>> Begin Data in this exercise
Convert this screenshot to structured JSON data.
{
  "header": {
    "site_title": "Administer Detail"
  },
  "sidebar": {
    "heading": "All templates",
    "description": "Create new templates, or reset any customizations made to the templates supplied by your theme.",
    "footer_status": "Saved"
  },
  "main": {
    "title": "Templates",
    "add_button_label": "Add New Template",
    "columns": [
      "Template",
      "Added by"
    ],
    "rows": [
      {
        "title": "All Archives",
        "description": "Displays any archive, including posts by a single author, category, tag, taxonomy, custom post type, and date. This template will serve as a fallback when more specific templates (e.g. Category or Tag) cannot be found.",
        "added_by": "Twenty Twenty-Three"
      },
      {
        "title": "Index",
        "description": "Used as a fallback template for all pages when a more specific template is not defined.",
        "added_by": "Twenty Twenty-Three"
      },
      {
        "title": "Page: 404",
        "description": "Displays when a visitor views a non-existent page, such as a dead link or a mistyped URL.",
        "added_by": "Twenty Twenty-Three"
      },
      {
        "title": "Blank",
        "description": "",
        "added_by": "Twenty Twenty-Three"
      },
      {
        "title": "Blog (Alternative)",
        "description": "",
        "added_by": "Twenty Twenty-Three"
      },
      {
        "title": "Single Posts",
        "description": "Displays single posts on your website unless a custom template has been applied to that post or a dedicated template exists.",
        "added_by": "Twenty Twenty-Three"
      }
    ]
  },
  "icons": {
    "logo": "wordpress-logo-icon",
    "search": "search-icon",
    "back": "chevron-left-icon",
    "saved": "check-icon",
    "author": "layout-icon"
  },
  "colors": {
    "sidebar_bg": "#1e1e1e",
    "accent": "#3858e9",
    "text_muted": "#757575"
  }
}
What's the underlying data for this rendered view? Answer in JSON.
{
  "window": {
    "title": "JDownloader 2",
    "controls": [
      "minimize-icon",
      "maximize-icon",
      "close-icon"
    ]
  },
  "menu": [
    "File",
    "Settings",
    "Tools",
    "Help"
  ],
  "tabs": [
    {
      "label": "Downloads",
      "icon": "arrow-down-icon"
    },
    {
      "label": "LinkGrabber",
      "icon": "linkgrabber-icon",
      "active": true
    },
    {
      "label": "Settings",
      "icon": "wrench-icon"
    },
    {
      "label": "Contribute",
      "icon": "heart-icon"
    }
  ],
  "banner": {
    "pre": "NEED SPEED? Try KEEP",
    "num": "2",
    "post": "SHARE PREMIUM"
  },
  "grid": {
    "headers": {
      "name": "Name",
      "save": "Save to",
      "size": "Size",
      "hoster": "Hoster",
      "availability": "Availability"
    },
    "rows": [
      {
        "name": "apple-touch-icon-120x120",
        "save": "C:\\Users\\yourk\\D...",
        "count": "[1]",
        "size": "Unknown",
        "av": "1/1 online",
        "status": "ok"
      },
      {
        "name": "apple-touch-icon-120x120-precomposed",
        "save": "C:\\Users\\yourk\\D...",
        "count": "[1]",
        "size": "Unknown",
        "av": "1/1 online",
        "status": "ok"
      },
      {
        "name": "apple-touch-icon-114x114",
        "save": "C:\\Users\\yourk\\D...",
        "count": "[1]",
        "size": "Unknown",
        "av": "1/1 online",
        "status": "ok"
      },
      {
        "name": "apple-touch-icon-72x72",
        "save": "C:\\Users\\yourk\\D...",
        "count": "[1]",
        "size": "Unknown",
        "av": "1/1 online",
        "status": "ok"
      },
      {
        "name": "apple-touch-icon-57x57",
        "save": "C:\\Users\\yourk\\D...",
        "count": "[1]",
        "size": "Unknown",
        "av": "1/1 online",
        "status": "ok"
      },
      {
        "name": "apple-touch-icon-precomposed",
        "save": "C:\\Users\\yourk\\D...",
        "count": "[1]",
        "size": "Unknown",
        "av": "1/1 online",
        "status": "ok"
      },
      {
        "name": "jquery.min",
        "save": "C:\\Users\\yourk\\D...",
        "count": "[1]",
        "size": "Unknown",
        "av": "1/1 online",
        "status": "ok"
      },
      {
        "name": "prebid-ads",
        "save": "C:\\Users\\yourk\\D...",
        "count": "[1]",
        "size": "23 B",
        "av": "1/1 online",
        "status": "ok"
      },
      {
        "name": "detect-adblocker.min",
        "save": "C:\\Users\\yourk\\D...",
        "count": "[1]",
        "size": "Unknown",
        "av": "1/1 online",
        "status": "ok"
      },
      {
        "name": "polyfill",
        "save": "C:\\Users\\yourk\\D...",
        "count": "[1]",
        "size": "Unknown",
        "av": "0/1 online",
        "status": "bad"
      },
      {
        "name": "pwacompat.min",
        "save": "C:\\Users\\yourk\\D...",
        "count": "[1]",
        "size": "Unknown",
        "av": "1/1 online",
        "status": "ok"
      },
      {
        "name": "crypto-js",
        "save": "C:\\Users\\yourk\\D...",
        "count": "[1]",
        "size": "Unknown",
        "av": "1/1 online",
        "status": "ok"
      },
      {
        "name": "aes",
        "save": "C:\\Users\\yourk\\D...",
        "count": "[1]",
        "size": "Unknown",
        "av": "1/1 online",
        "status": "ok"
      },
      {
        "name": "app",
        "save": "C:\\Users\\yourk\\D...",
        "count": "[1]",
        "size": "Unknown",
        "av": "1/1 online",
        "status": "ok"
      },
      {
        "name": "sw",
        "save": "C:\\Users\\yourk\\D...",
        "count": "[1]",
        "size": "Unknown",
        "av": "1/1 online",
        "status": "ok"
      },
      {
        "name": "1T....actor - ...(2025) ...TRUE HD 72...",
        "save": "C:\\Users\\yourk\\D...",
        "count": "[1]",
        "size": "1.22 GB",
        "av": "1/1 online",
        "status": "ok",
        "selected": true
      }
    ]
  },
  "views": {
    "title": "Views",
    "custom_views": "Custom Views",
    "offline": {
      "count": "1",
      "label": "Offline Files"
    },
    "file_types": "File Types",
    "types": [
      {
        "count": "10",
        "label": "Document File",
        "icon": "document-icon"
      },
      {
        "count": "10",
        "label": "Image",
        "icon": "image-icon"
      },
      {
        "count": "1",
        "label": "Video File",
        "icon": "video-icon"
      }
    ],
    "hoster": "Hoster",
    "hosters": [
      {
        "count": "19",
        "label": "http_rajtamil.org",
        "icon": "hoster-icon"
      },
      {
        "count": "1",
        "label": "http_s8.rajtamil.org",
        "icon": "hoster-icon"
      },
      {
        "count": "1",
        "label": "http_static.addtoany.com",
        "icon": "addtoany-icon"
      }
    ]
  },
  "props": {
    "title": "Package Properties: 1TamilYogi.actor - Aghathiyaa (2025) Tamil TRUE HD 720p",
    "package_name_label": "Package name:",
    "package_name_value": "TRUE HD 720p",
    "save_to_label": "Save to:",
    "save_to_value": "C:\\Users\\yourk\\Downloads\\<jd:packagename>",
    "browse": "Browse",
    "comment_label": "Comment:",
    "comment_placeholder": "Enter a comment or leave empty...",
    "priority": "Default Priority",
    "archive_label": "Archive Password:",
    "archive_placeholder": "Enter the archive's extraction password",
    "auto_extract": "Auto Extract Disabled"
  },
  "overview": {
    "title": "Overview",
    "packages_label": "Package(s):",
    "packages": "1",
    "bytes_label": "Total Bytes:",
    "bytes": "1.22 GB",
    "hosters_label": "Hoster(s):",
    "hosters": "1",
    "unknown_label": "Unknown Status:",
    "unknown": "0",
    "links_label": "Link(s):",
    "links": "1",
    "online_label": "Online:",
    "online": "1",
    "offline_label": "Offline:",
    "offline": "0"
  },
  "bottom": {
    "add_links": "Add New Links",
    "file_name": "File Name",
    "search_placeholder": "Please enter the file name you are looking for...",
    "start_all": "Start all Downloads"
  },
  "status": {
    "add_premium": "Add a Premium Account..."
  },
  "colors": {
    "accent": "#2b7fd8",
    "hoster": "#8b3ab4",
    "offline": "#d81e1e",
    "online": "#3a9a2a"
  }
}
>> End Data in this exercise
Work to complete: Which lines of the material contain the string "Downloads"? List each of them.

Solved exercise:
      "label": "Downloads",
    "save_to_value": "C:\\Users\\yourk\\Downloads\\<jd:packagename>",
    "start_all": "Start all Downloads"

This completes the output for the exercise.